To be done: Omit the images, then output each of the records below exactly.

***** The input

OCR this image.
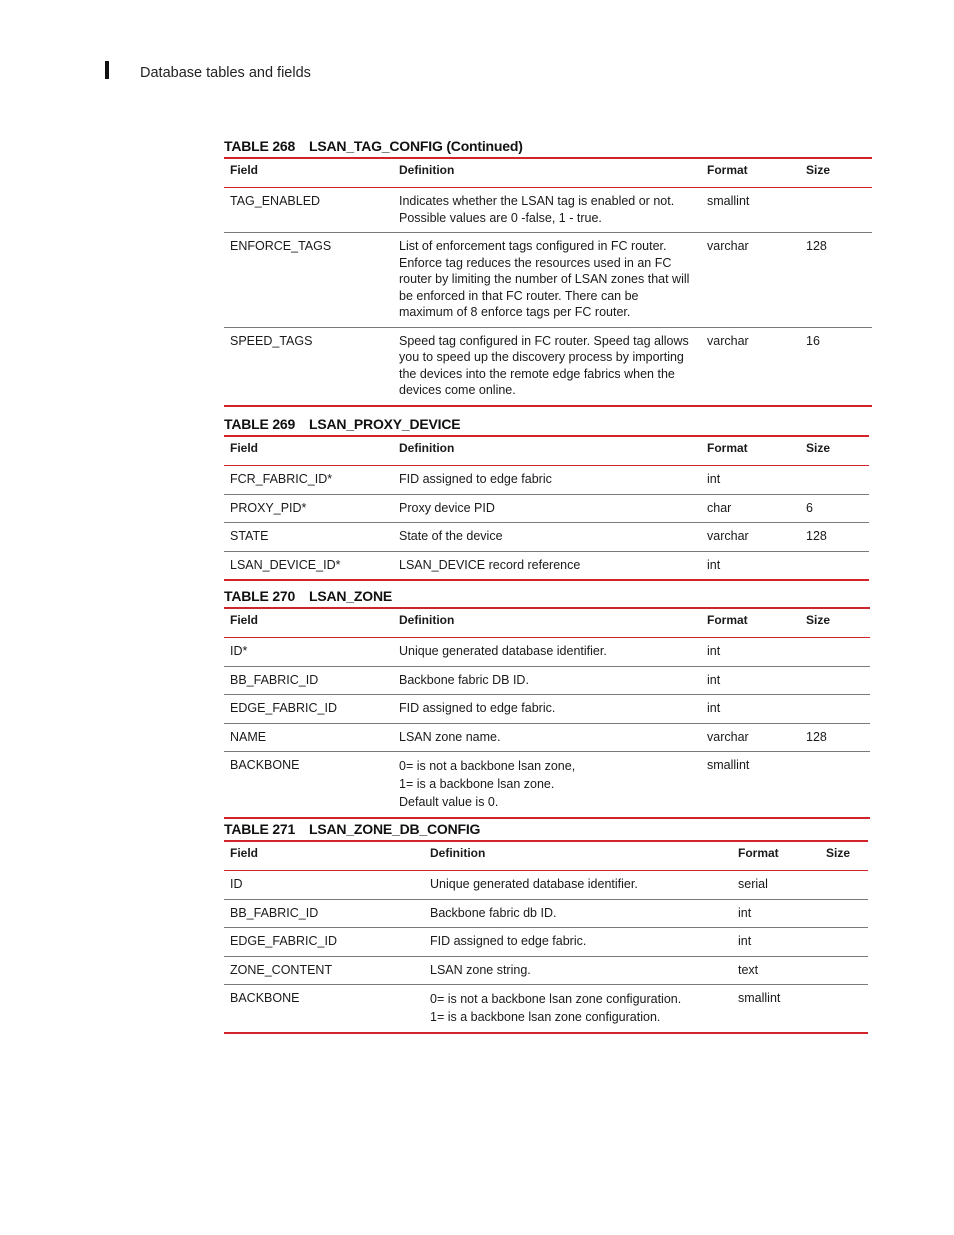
Database tables and fields
TABLE 268 LSAN_TAG_CONFIG (Continued)
Field	Definition	Format	Size
TAG_ENABLED	Indicates whether the LSAN tag is enabled or not. Possible values are 0 -false, 1 - true.	smallint	
ENFORCE_TAGS	List of enforcement tags configured in FC router. Enforce tag reduces the resources used in an FC router by limiting the number of LSAN zones that will be enforced in that FC router. There can be maximum of 8 enforce tags per FC router.	varchar	128
SPEED_TAGS	Speed tag configured in FC router. Speed tag allows you to speed up the discovery process by importing the devices into the remote edge fabrics when the devices come online.	varchar	16
TABLE 269 LSAN_PROXY_DEVICE
Field	Definition	Format	Size
FCR_FABRIC_ID*	FID assigned to edge fabric	int	
PROXY_PID*	Proxy device PID	char	6
STATE	State of the device	varchar	128
LSAN_DEVICE_ID*	LSAN_DEVICE record reference	int	
TABLE 270 LSAN_ZONE
Field	Definition	Format	Size
ID*	Unique generated database identifier.	int	
BB_FABRIC_ID	Backbone fabric DB ID.	int	
EDGE_FABRIC_ID	FID assigned to edge fabric.	int	
NAME	LSAN zone name.	varchar	128
BACKBONE	0= is not a backbone lsan zone,
1= is a backbone lsan zone.
Default value is 0.	smallint	
TABLE 271 LSAN_ZONE_DB_CONFIG
Field	Definition	Format	Size
ID	Unique generated database identifier.	serial	
BB_FABRIC_ID	Backbone fabric db ID.	int	
EDGE_FABRIC_ID	FID assigned to edge fabric.	int	
ZONE_CONTENT	LSAN zone string.	text	
BACKBONE	0= is not a backbone lsan zone configuration.
1= is a backbone lsan zone configuration.	smallint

**********

Solution to the problem:
OCR this image.
Database tables and fields
TABLE 268 LSAN_TAG_CONFIG (Continued)
Field	Definition	Format	Size
TAG_ENABLED	Indicates whether the LSAN tag is enabled or not. Possible values are 0 -false, 1 - true.	smallint	
ENFORCE_TAGS	List of enforcement tags configured in FC router. Enforce tag reduces the resources used in an FC router by limiting the number of LSAN zones that will be enforced in that FC router. There can be maximum of 8 enforce tags per FC router.	varchar	128
SPEED_TAGS	Speed tag configured in FC router. Speed tag allows you to speed up the discovery process by importing the devices into the remote edge fabrics when the devices come online.	varchar	16
TABLE 269 LSAN_PROXY_DEVICE
Field	Definition	Format	Size
FCR_FABRIC_ID*	FID assigned to edge fabric	int	
PROXY_PID*	Proxy device PID	char	6
STATE	State of the device	varchar	128
LSAN_DEVICE_ID*	LSAN_DEVICE record reference	int	
TABLE 270 LSAN_ZONE
Field	Definition	Format	Size
ID*	Unique generated database identifier.	int	
BB_FABRIC_ID	Backbone fabric DB ID.	int	
EDGE_FABRIC_ID	FID assigned to edge fabric.	int	
NAME	LSAN zone name.	varchar	128
BACKBONE	0= is not a backbone lsan zone,
1= is a backbone lsan zone.
Default value is 0.	smallint	
TABLE 271 LSAN_ZONE_DB_CONFIG
Field	Definition	Format	Size
ID	Unique generated database identifier.	serial	
BB_FABRIC_ID	Backbone fabric db ID.	int	
EDGE_FABRIC_ID	FID assigned to edge fabric.	int	
ZONE_CONTENT	LSAN zone string.	text	
BACKBONE	0= is not a backbone lsan zone configuration.
1= is a backbone lsan zone configuration.	smallint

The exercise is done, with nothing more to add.